>> Start
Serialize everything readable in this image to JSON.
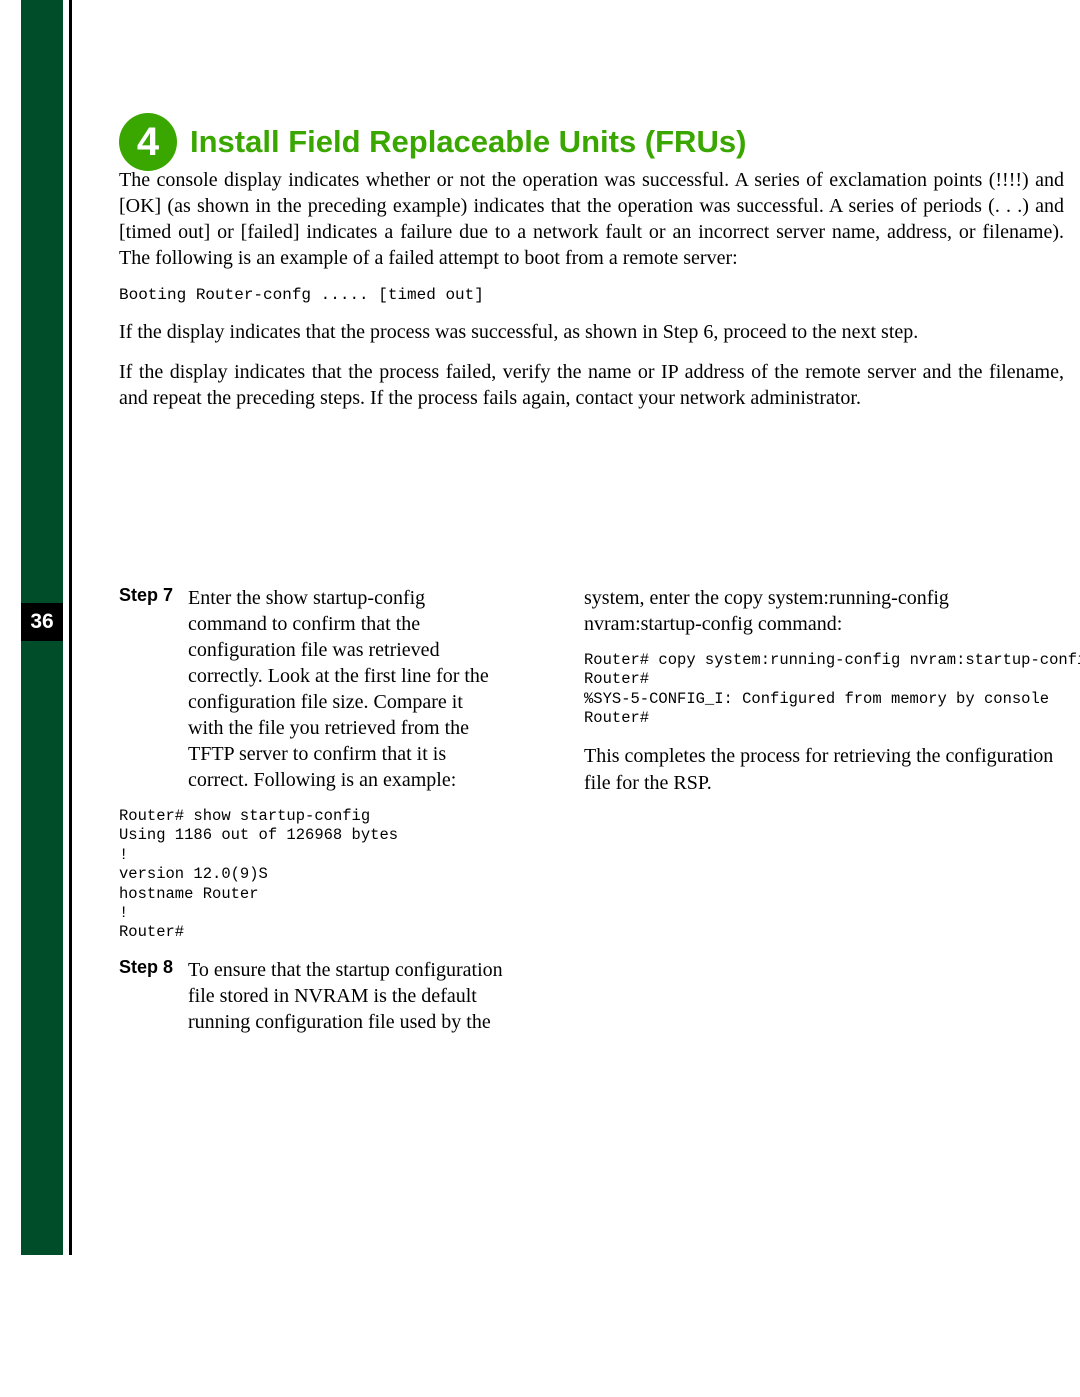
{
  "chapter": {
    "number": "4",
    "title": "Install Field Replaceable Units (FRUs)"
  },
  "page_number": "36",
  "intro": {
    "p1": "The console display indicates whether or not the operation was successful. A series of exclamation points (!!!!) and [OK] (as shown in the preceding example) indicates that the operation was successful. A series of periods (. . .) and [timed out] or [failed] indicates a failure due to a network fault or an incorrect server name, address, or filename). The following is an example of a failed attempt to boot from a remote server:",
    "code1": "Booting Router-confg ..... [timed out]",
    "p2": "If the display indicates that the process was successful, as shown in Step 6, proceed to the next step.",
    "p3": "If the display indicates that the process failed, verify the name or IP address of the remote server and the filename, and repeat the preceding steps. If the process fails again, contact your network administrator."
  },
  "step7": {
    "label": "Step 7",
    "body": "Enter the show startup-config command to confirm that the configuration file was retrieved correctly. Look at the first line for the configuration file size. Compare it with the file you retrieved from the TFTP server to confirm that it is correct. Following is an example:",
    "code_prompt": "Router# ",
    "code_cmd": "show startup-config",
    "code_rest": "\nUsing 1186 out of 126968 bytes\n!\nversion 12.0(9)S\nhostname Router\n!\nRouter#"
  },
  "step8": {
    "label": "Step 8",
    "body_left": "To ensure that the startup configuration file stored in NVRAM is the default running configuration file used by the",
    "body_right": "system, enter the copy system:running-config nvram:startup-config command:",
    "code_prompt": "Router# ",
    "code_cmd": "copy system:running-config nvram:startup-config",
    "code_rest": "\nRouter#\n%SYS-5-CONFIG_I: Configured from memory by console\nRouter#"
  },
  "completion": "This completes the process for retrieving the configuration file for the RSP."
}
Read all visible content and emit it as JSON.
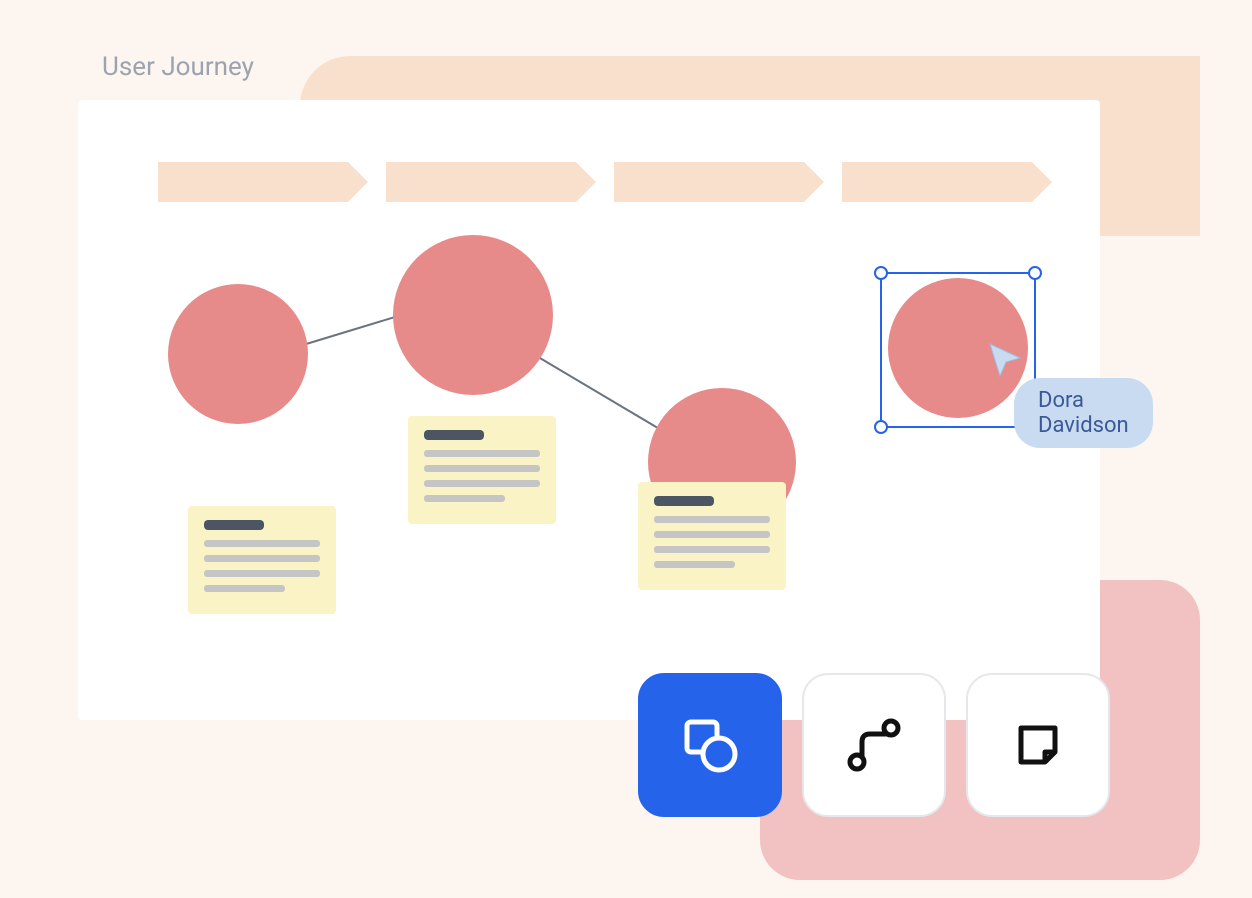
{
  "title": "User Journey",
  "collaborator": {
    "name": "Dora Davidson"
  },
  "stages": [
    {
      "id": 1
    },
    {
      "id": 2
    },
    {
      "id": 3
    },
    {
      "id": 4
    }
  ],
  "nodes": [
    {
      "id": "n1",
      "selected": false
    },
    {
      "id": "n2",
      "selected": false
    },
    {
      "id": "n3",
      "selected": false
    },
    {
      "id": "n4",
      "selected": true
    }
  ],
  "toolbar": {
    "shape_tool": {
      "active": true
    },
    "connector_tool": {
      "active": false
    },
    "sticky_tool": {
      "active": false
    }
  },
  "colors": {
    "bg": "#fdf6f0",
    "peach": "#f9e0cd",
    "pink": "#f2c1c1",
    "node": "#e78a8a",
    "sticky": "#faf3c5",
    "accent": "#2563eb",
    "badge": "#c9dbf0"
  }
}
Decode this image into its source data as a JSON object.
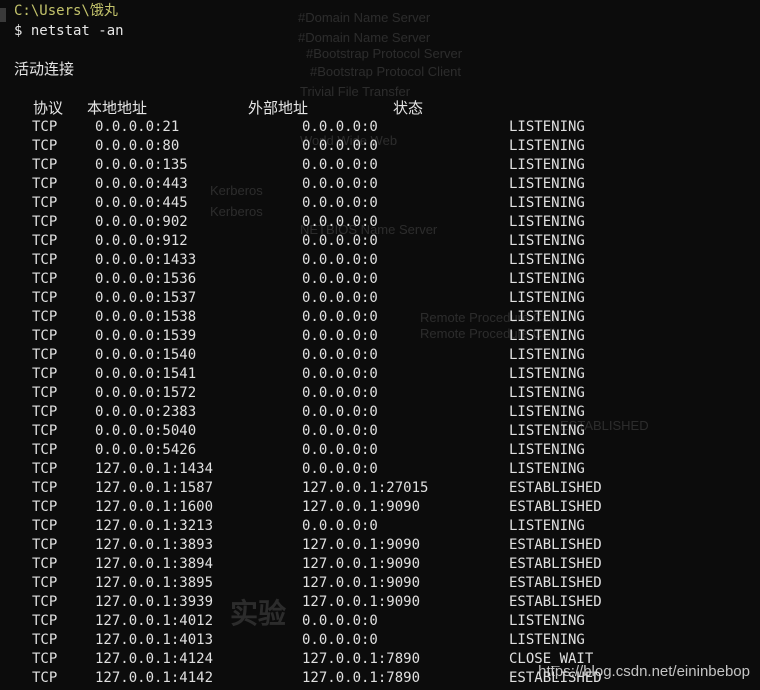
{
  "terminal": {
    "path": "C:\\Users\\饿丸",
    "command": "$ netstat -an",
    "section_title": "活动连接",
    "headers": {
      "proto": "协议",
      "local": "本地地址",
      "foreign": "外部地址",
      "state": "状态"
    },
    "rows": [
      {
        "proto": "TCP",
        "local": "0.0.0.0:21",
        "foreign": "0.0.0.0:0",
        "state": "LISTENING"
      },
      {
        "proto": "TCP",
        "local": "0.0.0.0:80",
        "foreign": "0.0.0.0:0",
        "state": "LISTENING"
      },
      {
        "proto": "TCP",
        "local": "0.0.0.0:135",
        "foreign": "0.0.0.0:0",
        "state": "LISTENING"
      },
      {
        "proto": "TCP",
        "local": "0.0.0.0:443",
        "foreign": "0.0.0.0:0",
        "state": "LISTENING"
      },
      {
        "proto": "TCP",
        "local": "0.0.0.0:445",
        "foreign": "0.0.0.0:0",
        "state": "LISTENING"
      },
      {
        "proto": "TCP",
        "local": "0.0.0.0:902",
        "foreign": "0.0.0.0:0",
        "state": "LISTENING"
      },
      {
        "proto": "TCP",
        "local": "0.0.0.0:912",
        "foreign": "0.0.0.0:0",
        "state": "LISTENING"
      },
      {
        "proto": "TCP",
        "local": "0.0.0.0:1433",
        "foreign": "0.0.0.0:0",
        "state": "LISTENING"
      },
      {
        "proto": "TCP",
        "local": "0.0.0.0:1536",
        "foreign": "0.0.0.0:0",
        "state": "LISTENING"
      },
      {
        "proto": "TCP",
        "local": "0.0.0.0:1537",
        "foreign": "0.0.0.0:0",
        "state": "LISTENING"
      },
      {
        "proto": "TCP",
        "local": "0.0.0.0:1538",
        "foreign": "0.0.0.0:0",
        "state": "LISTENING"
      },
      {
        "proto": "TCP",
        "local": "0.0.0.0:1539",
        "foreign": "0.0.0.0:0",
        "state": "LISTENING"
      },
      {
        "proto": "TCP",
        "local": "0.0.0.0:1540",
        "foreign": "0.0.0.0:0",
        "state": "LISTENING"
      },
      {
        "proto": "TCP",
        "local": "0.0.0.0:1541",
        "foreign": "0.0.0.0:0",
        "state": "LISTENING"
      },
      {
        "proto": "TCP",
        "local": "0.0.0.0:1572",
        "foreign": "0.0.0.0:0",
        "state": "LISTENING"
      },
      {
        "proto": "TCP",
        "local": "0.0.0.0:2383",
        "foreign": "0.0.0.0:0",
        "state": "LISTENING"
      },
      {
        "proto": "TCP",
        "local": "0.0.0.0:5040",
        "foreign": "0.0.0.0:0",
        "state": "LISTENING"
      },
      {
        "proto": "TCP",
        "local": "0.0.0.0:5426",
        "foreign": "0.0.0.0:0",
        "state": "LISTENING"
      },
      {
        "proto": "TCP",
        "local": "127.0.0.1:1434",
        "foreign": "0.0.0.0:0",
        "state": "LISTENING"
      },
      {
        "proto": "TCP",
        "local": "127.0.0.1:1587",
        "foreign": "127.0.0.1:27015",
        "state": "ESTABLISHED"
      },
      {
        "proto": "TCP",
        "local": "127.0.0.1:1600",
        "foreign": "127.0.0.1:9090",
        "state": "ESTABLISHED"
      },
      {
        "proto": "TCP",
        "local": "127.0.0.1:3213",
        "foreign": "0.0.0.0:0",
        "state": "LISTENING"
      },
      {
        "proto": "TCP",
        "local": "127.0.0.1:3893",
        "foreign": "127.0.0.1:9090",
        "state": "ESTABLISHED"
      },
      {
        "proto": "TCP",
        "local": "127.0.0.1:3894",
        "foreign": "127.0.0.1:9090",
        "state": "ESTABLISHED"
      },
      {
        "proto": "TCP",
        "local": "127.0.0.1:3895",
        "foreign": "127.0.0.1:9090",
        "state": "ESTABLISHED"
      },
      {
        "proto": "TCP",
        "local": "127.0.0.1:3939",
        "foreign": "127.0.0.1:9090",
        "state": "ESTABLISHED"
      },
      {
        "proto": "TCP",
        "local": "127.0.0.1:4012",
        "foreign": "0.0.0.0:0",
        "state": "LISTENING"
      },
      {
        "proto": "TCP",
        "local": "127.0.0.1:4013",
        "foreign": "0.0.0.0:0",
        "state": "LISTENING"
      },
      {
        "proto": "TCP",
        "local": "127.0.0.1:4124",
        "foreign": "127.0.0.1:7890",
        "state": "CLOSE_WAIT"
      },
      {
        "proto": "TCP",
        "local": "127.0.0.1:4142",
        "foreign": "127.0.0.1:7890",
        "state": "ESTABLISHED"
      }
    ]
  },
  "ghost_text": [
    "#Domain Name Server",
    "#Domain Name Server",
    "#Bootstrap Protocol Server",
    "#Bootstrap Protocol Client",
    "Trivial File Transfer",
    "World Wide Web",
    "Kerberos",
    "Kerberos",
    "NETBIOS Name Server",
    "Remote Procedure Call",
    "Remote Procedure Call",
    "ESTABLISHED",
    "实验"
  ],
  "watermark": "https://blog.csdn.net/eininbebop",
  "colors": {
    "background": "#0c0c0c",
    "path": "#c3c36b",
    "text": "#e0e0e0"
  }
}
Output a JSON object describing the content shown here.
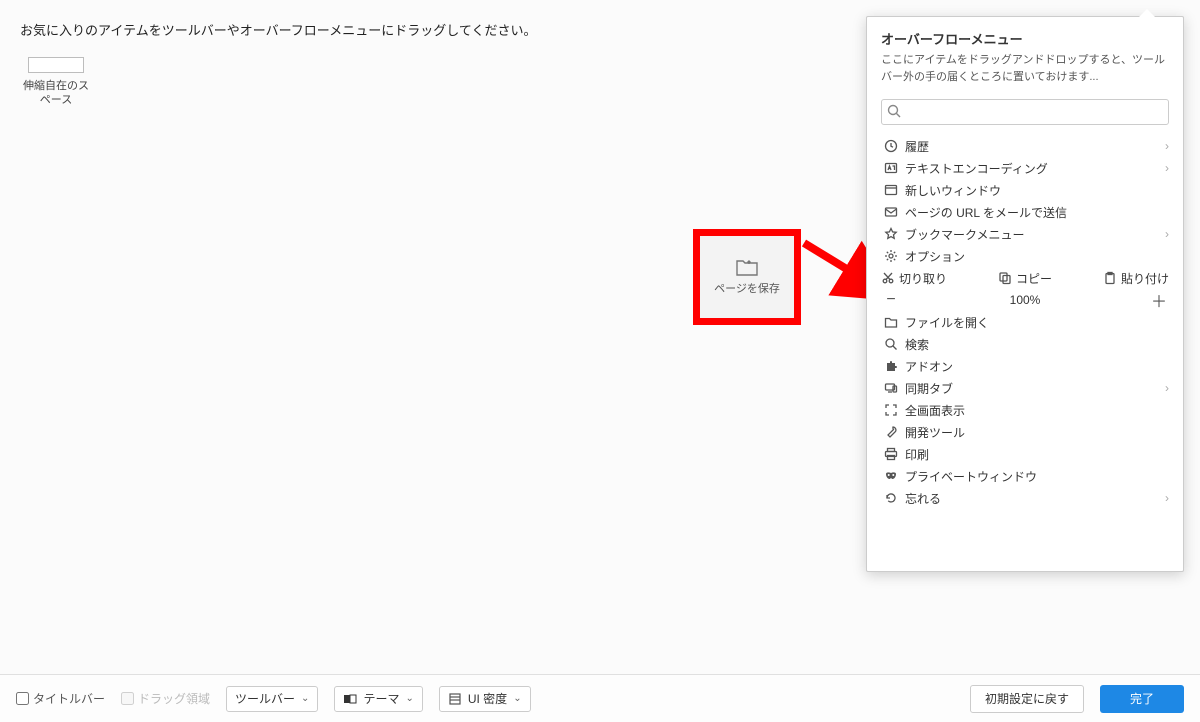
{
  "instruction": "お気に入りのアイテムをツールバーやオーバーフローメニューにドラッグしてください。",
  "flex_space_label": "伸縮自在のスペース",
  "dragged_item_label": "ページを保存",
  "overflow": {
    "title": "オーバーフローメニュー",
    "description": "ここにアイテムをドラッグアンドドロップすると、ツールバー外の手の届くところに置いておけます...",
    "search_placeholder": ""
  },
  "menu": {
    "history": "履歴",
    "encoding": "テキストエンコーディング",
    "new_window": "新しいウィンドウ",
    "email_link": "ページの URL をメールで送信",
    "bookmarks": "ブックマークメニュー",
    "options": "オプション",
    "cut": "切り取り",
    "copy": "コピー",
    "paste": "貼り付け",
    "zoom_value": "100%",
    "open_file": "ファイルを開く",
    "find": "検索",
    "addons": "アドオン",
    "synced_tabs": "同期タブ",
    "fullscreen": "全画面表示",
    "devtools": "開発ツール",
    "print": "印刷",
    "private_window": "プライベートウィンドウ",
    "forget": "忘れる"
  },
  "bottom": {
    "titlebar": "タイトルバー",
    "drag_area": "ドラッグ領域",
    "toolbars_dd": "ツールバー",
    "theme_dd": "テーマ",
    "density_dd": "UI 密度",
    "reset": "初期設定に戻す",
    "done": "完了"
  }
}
>> End
Task goal: Which lines of the material contain the string "copy"? List each of them.

Solution for this problem:
    "body_right": "system, enter the copy system:running-config nvram:startup-config command:",
    "code_cmd": "copy system:running-config nvram:startup-config",
    "copy": "コピー",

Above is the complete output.